| What is needed |
In the listing that follows, count each line containing the string "מאזניים" and report only the count.

| Data extract |
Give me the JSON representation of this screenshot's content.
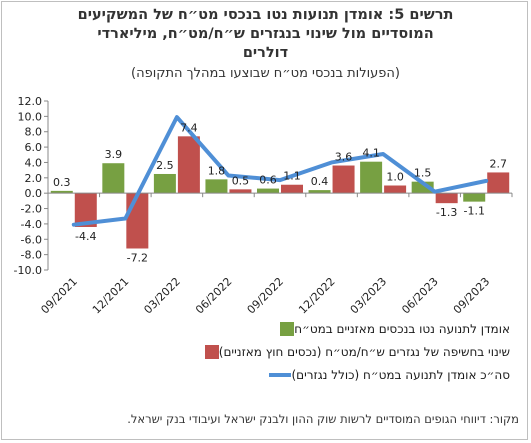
{
  "title_line1": "תרשים 5: אומדן תנועות נטו בנכסי מט״ח של המשקיעים",
  "title_line2": "המוסדיים מול שינוי בנגזרים ש״ח/מט״ח, מיליארדי",
  "title_line3": "דולרים",
  "subtitle": "(הפעולות בנכסי מט״ח שבוצעו במהלך התקופה)",
  "source": "מקור: דיווחי הגופים המוסדיים לרשות שוק ההון ולבנק ישראל ועיבודי בנק ישראל.",
  "colors": {
    "green": "#77a042",
    "red": "#c0504d",
    "blue": "#4f8fd6",
    "grid": "#d9d9d9"
  },
  "chart_data": {
    "type": "bar",
    "ylim": [
      -10,
      12
    ],
    "yticks": [
      "12.0",
      "10.0",
      "8.0",
      "6.0",
      "4.0",
      "2.0",
      "0.0",
      "-2.0",
      "-4.0",
      "-6.0",
      "-8.0",
      "-10.0"
    ],
    "xtick_labels": [
      "09/2021",
      "12/2021",
      "03/2022",
      "06/2022",
      "09/2022",
      "12/2022",
      "03/2023",
      "06/2023",
      "09/2023"
    ],
    "series": [
      {
        "name": "אומדן לתנועה נטו בנכסים מאזניים במט״ח",
        "type": "bar",
        "color": "#77a042",
        "values": [
          0.3,
          3.9,
          2.5,
          1.8,
          0.6,
          0.4,
          4.1,
          1.5,
          -1.1
        ]
      },
      {
        "name": "שינוי בחשיפה של נגזרים ש״ח/מט״ח (נכסים חוץ מאזניים)",
        "type": "bar",
        "color": "#c0504d",
        "values": [
          -4.4,
          -7.2,
          7.4,
          0.5,
          1.1,
          3.6,
          1.0,
          -1.3,
          2.7
        ]
      },
      {
        "name": "סה״כ אומדן לתנועה במט״ח (כולל נגזרים)",
        "type": "line",
        "color": "#4f8fd6",
        "values": [
          -4.1,
          -3.3,
          9.9,
          2.3,
          1.7,
          4.0,
          5.1,
          0.2,
          1.6
        ]
      }
    ]
  }
}
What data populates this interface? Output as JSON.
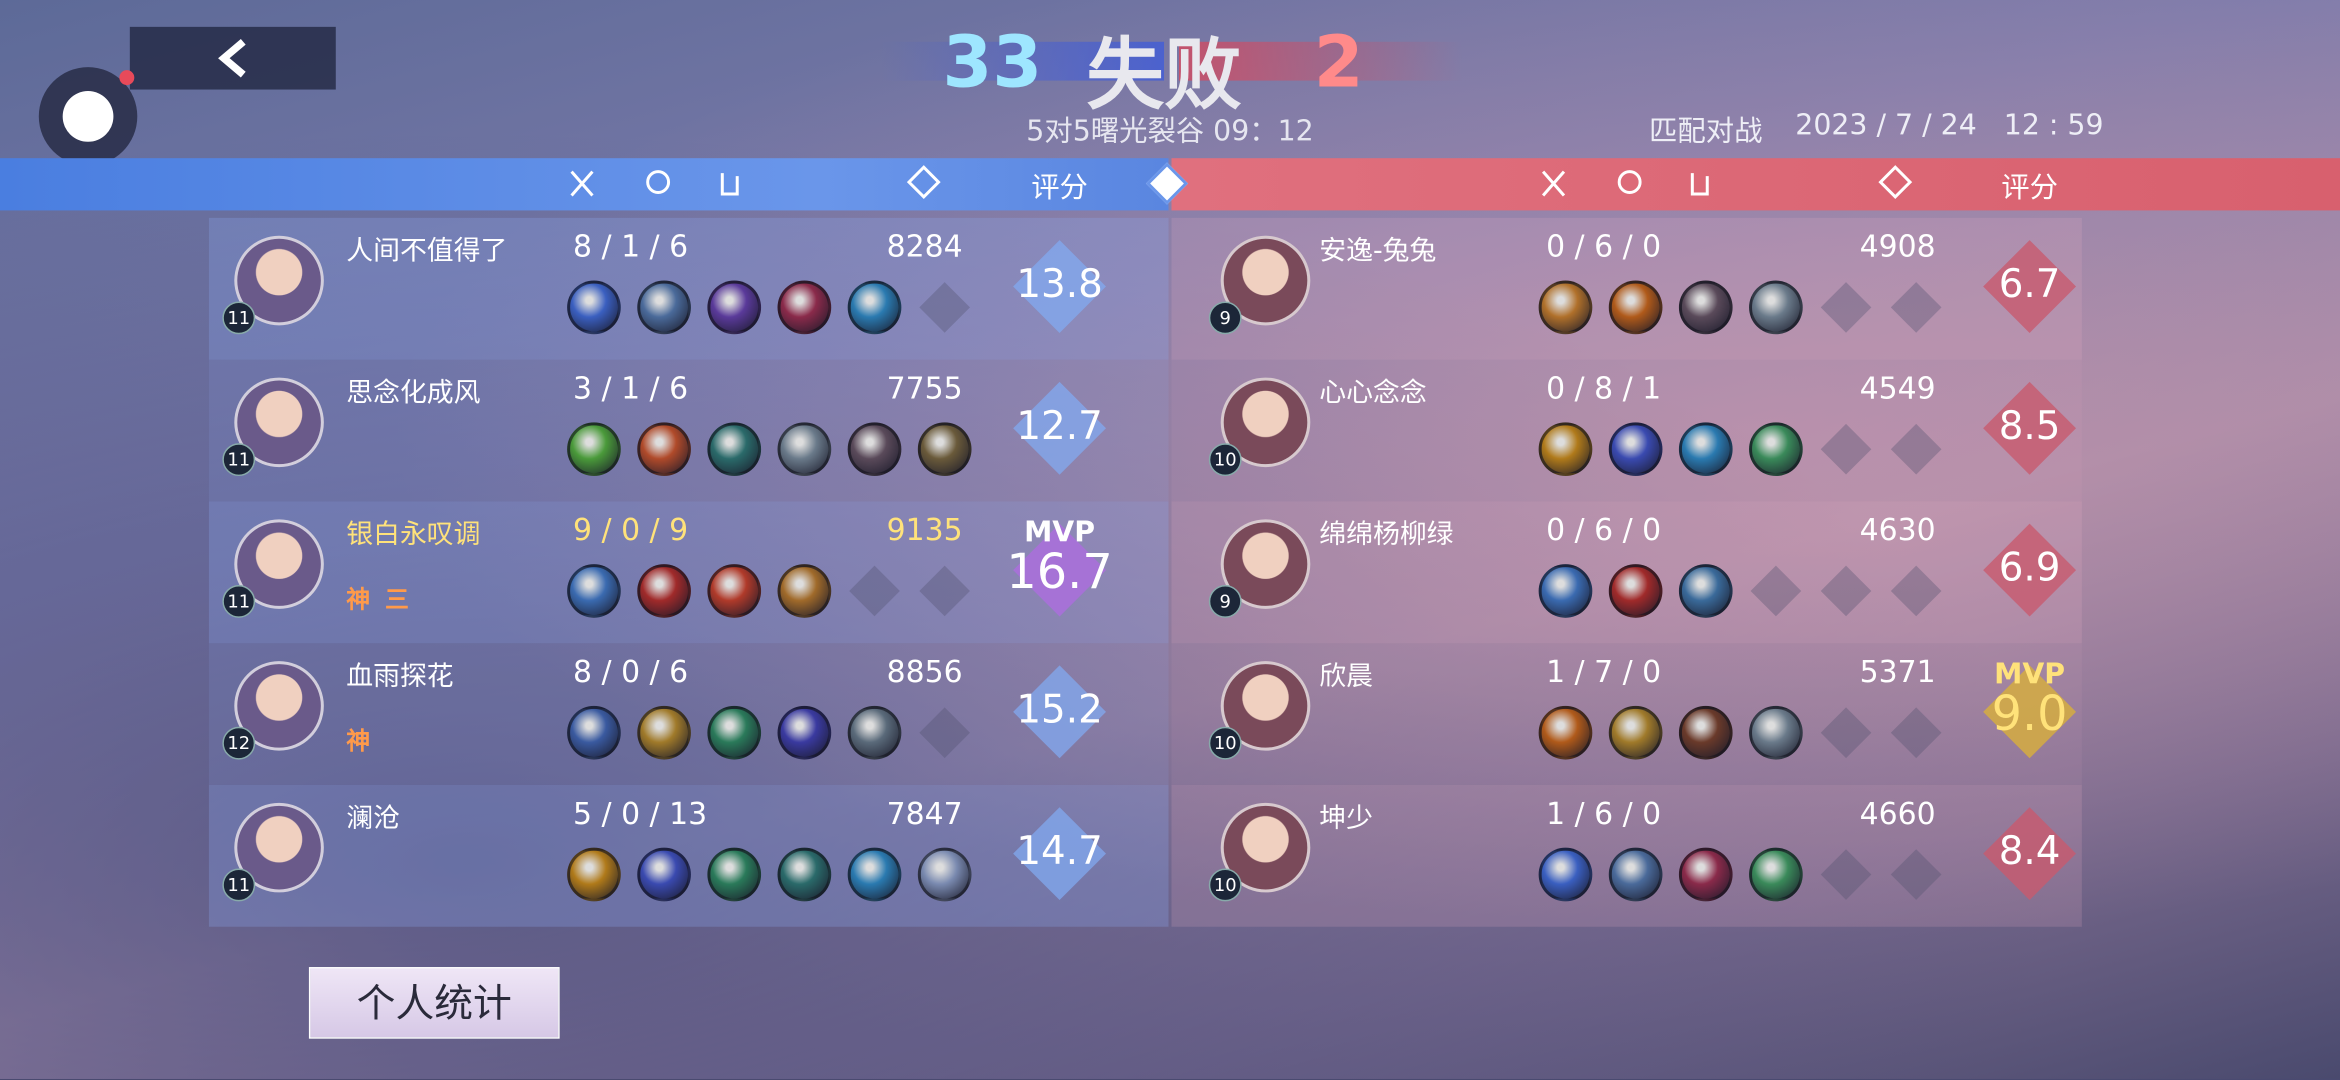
{
  "header": {
    "score_left": 33,
    "result": "失败",
    "score_right": 2,
    "mode": "5对5曙光裂谷 09：12",
    "match_type": "匹配对战",
    "datetime": "2023 / 7 / 24   12 : 59"
  },
  "columns": {
    "rating_left": "评分",
    "rating_right": "评分"
  },
  "mvp_label": "MVP",
  "teams": [
    {
      "side": "left",
      "players": [
        {
          "name": "人间不值得了",
          "level": 11,
          "kda": "8 / 1 / 6",
          "gold": 8284,
          "rating": "13.8",
          "badges": [],
          "items": [
            "#3a5fc0",
            "#4a6a9a",
            "#5a3a9a",
            "#8a2a4a",
            "#2a7ab0"
          ]
        },
        {
          "name": "思念化成风",
          "level": 11,
          "kda": "3 / 1 / 6",
          "gold": 7755,
          "rating": "12.7",
          "badges": [],
          "items": [
            "#4a9a3a",
            "#b04a2a",
            "#2a6a6a",
            "#6a7a8a",
            "#5a4a5a",
            "#6a5a3a"
          ]
        },
        {
          "name": "银白永叹调",
          "level": 11,
          "kda": "9 / 0 / 9",
          "gold": 9135,
          "rating": "16.7",
          "mvp": true,
          "badges": [
            "神",
            "三"
          ],
          "items": [
            "#3a6ab0",
            "#a02a2a",
            "#b03a2a",
            "#a06a2a"
          ]
        },
        {
          "name": "血雨探花",
          "level": 12,
          "kda": "8 / 0 / 6",
          "gold": 8856,
          "rating": "15.2",
          "badges": [
            "神"
          ],
          "items": [
            "#3a5aa0",
            "#a07a2a",
            "#2a7a5a",
            "#3a3aa0",
            "#5a6a7a"
          ]
        },
        {
          "name": "澜沧",
          "level": 11,
          "kda": "5 / 0 / 13",
          "gold": 7847,
          "rating": "14.7",
          "badges": [],
          "items": [
            "#b07a1a",
            "#3a4ab0",
            "#2a7a5a",
            "#2a6a6a",
            "#2a7ab0",
            "#7a8ab0"
          ]
        }
      ]
    },
    {
      "side": "right",
      "players": [
        {
          "name": "安逸-兔兔",
          "level": 9,
          "kda": "0 / 6 / 0",
          "gold": 4908,
          "rating": "6.7",
          "badges": [],
          "items": [
            "#b0702a",
            "#b05a1a",
            "#5a4a5a",
            "#6a7a8a"
          ]
        },
        {
          "name": "心心念念",
          "level": 10,
          "kda": "0 / 8 / 1",
          "gold": 4549,
          "rating": "8.5",
          "badges": [],
          "items": [
            "#b07a1a",
            "#3a4ab0",
            "#2a7ab0",
            "#3a8a5a"
          ]
        },
        {
          "name": "绵绵杨柳绿",
          "level": 9,
          "kda": "0 / 6 / 0",
          "gold": 4630,
          "rating": "6.9",
          "badges": [],
          "items": [
            "#3a6ab0",
            "#a02a2a",
            "#3a6a9a"
          ]
        },
        {
          "name": "欣晨",
          "level": 10,
          "kda": "1 / 7 / 0",
          "gold": 5371,
          "rating": "9.0",
          "mvp": true,
          "badges": [],
          "items": [
            "#b05a1a",
            "#a07a2a",
            "#6a3a2a",
            "#6a7a8a"
          ]
        },
        {
          "name": "坤少",
          "level": 10,
          "kda": "1 / 6 / 0",
          "gold": 4660,
          "rating": "8.4",
          "badges": [],
          "items": [
            "#3a5fc0",
            "#4a6a9a",
            "#8a2a4a",
            "#3a8a5a"
          ]
        }
      ]
    }
  ],
  "button": "个人统计"
}
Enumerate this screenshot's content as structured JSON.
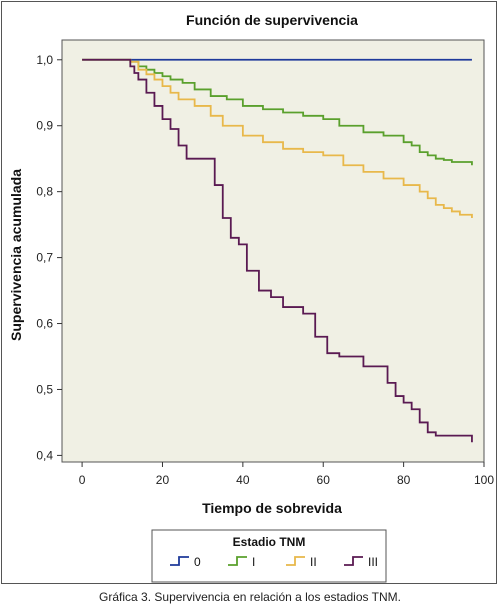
{
  "chart_data": {
    "type": "line",
    "title": "Función de supervivencia",
    "xlabel": "Tiempo de sobrevida",
    "ylabel": "Supervivencia acumulada",
    "xlim": [
      -5,
      100
    ],
    "ylim": [
      0.39,
      1.03
    ],
    "x_ticks": [
      0,
      20,
      40,
      60,
      80,
      100
    ],
    "y_ticks": [
      0.4,
      0.5,
      0.6,
      0.7,
      0.8,
      0.9,
      1.0
    ],
    "x_tick_labels": [
      "0",
      "20",
      "40",
      "60",
      "80",
      "100"
    ],
    "y_tick_labels": [
      "0,4",
      "0,5",
      "0,6",
      "0,7",
      "0,8",
      "0,9",
      "1,0"
    ],
    "grid": false,
    "plot_background": "#f0f0e4",
    "legend": {
      "title": "Estadio TNM",
      "position": "bottom-center"
    },
    "step": true,
    "series": [
      {
        "name": "0",
        "color": "#1f3a9a",
        "x": [
          0,
          97
        ],
        "y": [
          1.0,
          1.0
        ]
      },
      {
        "name": "I",
        "color": "#5aa02c",
        "x": [
          0,
          12,
          14,
          16,
          18,
          20,
          22,
          25,
          28,
          32,
          36,
          40,
          45,
          50,
          55,
          60,
          64,
          70,
          75,
          80,
          82,
          84,
          86,
          88,
          90,
          92,
          97
        ],
        "y": [
          1.0,
          0.997,
          0.99,
          0.985,
          0.98,
          0.975,
          0.97,
          0.965,
          0.955,
          0.945,
          0.94,
          0.93,
          0.925,
          0.92,
          0.915,
          0.91,
          0.9,
          0.89,
          0.885,
          0.875,
          0.87,
          0.86,
          0.855,
          0.85,
          0.848,
          0.845,
          0.84
        ]
      },
      {
        "name": "II",
        "color": "#e8b84a",
        "x": [
          0,
          12,
          14,
          16,
          18,
          20,
          22,
          24,
          28,
          32,
          35,
          40,
          45,
          50,
          55,
          60,
          65,
          70,
          75,
          80,
          84,
          86,
          88,
          90,
          92,
          94,
          97
        ],
        "y": [
          1.0,
          0.997,
          0.985,
          0.978,
          0.97,
          0.96,
          0.95,
          0.94,
          0.93,
          0.915,
          0.9,
          0.885,
          0.875,
          0.865,
          0.86,
          0.855,
          0.84,
          0.83,
          0.82,
          0.81,
          0.8,
          0.79,
          0.78,
          0.775,
          0.77,
          0.765,
          0.76
        ]
      },
      {
        "name": "III",
        "color": "#5a1a52",
        "x": [
          0,
          12,
          13,
          14,
          16,
          18,
          20,
          22,
          24,
          26,
          28,
          33,
          35,
          37,
          39,
          41,
          44,
          47,
          50,
          55,
          58,
          61,
          64,
          70,
          76,
          78,
          80,
          82,
          84,
          86,
          88,
          90,
          92,
          97
        ],
        "y": [
          1.0,
          0.99,
          0.98,
          0.97,
          0.95,
          0.93,
          0.91,
          0.895,
          0.87,
          0.85,
          0.85,
          0.81,
          0.76,
          0.73,
          0.72,
          0.68,
          0.65,
          0.64,
          0.625,
          0.615,
          0.58,
          0.555,
          0.55,
          0.535,
          0.51,
          0.49,
          0.48,
          0.47,
          0.45,
          0.435,
          0.43,
          0.43,
          0.43,
          0.42
        ]
      }
    ]
  },
  "caption": "Gráfica 3. Supervivencia en relación a los estadios TNM."
}
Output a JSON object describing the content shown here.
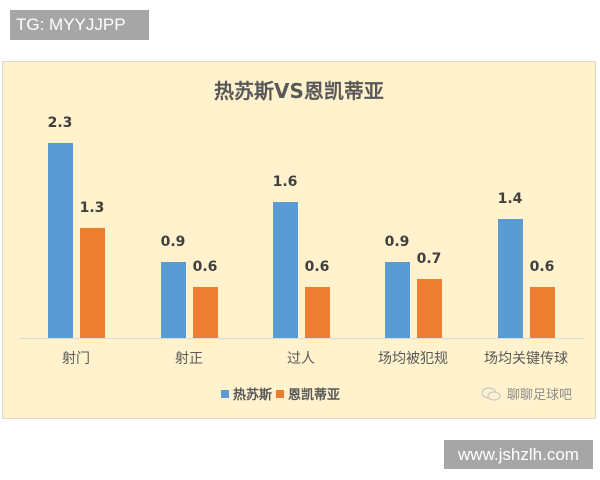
{
  "watermarks": {
    "top": "TG: MYYJJPP",
    "bottom": "www.jshzlh.com"
  },
  "branding": {
    "icon": "wechat-icon",
    "text": "聊聊足球吧"
  },
  "colors": {
    "panel_bg": "#fff2cc",
    "series0": "#5b9bd5",
    "series1": "#ed7d31",
    "title": "#595959"
  },
  "chart_data": {
    "type": "bar",
    "title": "热苏斯VS恩凯蒂亚",
    "xlabel": "",
    "ylabel": "",
    "categories": [
      "射门",
      "射正",
      "过人",
      "场均被犯规",
      "场均关键传球"
    ],
    "series": [
      {
        "name": "热苏斯",
        "color": "#5b9bd5",
        "values": [
          2.3,
          0.9,
          1.6,
          0.9,
          1.4
        ]
      },
      {
        "name": "恩凯蒂亚",
        "color": "#ed7d31",
        "values": [
          1.3,
          0.6,
          0.6,
          0.7,
          0.6
        ]
      }
    ],
    "ylim": [
      0,
      2.5
    ],
    "grid": false,
    "data_labels": true,
    "legend_position": "bottom"
  }
}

| Written answer |
2